Data records:
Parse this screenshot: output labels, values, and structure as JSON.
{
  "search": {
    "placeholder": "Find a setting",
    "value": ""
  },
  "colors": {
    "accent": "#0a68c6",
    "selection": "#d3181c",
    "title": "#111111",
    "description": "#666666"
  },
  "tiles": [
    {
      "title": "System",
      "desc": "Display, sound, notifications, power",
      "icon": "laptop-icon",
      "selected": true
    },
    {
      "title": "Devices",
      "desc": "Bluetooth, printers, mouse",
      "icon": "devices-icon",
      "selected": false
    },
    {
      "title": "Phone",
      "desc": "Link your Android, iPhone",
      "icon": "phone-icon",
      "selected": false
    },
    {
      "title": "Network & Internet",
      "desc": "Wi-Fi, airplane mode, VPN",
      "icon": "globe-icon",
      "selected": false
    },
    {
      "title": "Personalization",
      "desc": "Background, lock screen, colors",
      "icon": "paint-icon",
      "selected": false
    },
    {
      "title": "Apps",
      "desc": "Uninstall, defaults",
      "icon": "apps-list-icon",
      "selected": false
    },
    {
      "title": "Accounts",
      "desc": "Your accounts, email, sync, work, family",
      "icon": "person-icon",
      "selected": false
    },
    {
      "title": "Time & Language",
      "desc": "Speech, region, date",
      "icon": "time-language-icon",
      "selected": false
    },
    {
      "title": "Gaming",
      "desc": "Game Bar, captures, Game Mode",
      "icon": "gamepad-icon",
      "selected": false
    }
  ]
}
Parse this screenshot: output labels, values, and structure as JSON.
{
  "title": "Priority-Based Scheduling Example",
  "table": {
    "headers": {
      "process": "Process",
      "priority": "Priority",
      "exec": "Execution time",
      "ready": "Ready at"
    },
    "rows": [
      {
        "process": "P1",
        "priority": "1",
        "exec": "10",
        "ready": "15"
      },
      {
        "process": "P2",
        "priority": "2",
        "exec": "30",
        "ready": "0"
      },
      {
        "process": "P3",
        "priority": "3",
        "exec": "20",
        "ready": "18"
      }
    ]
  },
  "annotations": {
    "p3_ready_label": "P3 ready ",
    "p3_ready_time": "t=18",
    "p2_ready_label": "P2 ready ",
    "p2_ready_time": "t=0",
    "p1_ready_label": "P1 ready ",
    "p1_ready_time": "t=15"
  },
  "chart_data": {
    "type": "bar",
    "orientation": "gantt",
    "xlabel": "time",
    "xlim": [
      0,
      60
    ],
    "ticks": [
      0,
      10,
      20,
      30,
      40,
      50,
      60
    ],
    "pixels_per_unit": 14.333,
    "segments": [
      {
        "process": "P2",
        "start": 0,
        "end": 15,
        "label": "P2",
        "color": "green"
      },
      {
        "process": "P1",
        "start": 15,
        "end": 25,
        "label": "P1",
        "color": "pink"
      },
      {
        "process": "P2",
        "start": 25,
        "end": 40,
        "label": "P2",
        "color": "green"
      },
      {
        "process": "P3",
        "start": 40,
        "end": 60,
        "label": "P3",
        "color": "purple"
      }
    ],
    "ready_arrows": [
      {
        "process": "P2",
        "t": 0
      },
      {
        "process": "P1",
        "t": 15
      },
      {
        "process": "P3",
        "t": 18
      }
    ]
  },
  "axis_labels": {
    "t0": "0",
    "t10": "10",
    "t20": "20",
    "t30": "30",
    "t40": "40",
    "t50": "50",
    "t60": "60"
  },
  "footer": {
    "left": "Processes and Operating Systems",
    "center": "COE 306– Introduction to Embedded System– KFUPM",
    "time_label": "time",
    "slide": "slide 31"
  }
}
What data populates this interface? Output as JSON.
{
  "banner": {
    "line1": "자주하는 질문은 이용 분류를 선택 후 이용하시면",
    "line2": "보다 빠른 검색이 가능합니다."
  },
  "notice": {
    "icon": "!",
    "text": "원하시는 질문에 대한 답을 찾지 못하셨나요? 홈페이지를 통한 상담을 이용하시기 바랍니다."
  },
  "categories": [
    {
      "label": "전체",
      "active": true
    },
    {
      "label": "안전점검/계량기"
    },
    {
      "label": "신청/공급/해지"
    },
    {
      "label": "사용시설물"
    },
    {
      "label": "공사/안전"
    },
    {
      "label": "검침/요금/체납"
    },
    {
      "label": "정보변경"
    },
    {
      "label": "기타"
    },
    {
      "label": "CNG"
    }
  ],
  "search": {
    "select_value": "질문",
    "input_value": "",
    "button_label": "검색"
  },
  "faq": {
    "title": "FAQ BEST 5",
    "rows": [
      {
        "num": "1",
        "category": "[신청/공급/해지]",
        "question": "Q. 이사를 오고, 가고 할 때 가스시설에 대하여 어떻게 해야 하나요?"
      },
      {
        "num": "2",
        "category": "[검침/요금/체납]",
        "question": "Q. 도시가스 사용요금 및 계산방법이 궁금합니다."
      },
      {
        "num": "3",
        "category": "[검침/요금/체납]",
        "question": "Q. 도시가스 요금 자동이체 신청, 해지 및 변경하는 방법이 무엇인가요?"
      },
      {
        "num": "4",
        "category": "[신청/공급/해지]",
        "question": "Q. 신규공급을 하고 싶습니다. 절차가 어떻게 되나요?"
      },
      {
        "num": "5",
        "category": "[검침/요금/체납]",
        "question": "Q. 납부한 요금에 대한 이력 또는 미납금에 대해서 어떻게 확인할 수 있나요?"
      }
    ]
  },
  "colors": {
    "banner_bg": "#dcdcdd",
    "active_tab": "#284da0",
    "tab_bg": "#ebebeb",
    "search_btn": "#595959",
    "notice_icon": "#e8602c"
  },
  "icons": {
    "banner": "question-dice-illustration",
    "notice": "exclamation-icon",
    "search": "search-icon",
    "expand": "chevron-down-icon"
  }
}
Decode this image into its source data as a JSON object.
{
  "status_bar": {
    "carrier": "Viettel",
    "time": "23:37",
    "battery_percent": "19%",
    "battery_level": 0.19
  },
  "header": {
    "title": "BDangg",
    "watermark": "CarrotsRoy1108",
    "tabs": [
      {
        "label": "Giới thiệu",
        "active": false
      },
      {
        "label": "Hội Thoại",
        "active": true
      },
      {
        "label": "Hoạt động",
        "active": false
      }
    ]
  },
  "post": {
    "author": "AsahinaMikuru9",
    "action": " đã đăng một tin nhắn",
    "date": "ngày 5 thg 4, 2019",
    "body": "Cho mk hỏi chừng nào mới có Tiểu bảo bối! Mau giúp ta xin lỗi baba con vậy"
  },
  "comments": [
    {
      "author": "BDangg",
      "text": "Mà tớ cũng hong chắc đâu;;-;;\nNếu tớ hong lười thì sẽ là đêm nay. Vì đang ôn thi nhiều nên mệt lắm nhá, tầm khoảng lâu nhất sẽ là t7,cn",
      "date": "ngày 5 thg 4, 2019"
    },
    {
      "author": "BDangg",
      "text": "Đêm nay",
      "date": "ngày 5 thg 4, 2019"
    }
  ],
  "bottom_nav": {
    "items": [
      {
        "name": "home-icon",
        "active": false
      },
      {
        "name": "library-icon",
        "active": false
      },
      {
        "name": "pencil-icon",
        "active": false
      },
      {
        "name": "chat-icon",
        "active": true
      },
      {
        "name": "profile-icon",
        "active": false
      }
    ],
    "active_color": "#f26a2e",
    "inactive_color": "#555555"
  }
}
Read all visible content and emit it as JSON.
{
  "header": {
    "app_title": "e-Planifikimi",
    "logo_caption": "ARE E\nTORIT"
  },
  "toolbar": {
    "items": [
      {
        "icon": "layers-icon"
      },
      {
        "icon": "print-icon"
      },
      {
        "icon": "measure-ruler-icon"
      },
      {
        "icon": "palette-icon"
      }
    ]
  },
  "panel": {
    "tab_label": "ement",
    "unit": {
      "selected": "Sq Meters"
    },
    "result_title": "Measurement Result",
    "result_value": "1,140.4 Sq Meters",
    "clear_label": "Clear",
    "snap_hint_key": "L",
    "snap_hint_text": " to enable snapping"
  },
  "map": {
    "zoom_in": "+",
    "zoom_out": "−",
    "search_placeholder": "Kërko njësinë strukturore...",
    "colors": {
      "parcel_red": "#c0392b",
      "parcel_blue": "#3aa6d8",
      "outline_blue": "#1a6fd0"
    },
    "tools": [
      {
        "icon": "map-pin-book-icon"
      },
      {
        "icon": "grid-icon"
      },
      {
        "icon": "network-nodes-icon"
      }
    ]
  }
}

TASK BRIEF:
Gather each line in these records that contains the string "this".

WORKED ANSWER:
Parse this screenshot: output labels, values, and structure as JSON.
Parse this screenshot: output labels, values, and structure as JSON.
What data populates this interface? Output as JSON.
Decode this image into its source data as a JSON object.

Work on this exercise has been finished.